▸ **WRITTEN PROBLEM**
Repeat the records in full and exactly, omitting pictures.
#### DATASET ####
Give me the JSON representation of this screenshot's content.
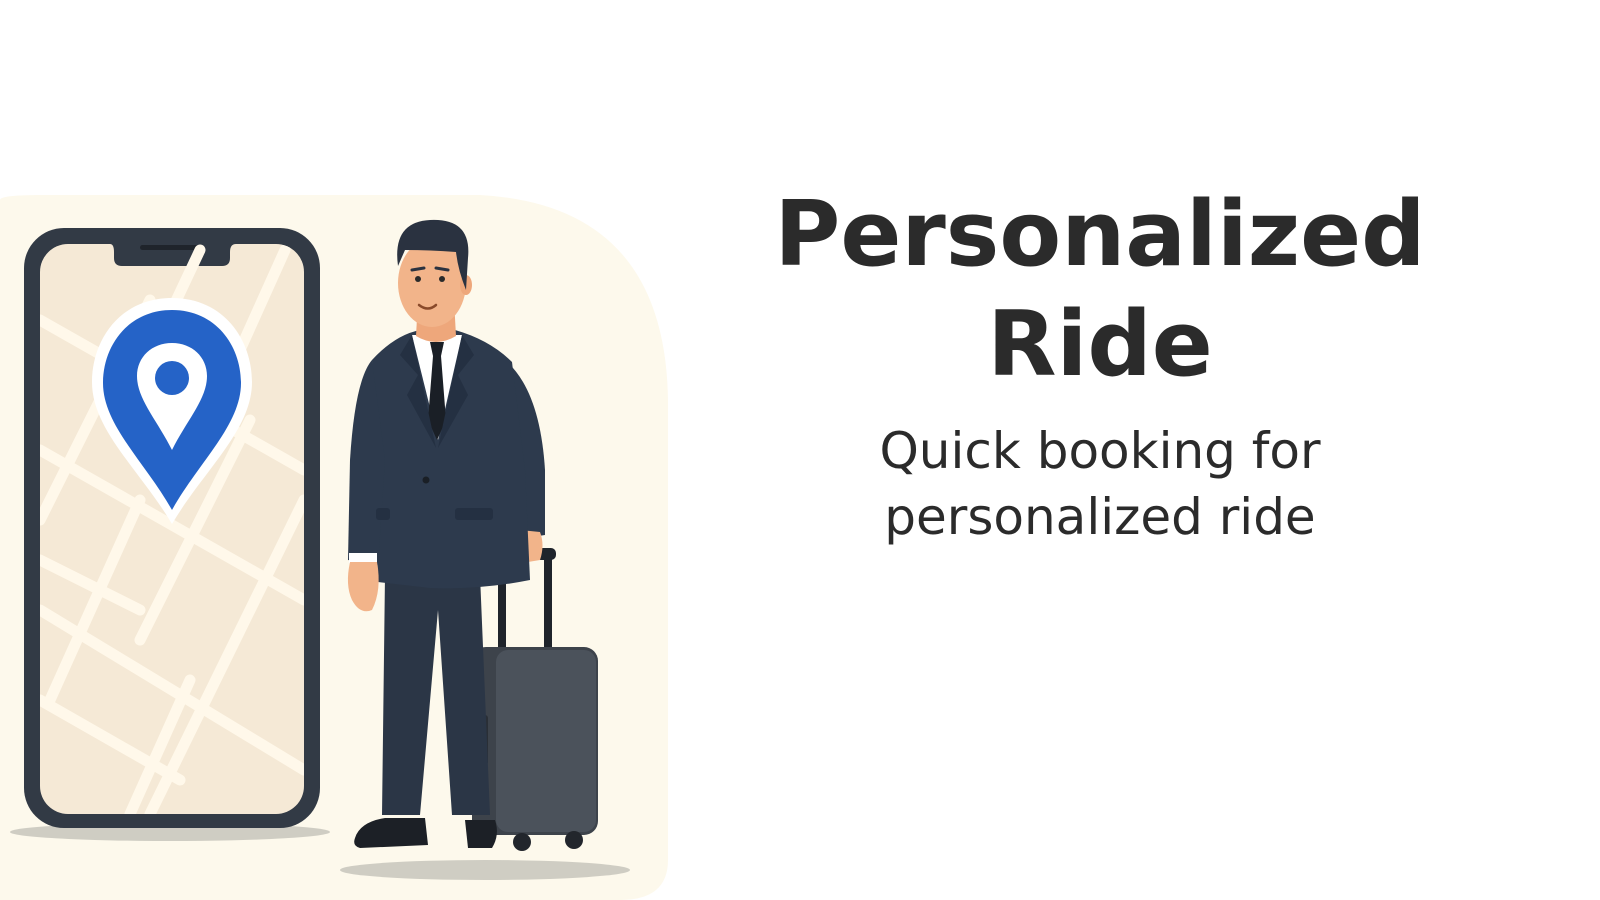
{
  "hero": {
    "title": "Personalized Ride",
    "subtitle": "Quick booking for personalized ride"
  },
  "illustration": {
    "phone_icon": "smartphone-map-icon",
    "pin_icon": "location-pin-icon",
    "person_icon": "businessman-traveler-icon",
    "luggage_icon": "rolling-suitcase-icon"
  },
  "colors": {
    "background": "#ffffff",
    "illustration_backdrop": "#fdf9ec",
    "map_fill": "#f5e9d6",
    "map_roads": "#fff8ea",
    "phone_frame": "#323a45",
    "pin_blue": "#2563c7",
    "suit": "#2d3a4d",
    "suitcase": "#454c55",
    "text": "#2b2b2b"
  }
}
####
▸ **EXPECTED ANSWER**
Give me the JSON representation of this screenshot's content.
{
  "hero": {
    "title": "Personalized Ride",
    "subtitle": "Quick booking for personalized ride"
  },
  "illustration": {
    "phone_icon": "smartphone-map-icon",
    "pin_icon": "location-pin-icon",
    "person_icon": "businessman-traveler-icon",
    "luggage_icon": "rolling-suitcase-icon"
  },
  "colors": {
    "background": "#ffffff",
    "illustration_backdrop": "#fdf9ec",
    "map_fill": "#f5e9d6",
    "map_roads": "#fff8ea",
    "phone_frame": "#323a45",
    "pin_blue": "#2563c7",
    "suit": "#2d3a4d",
    "suitcase": "#454c55",
    "text": "#2b2b2b"
  }
}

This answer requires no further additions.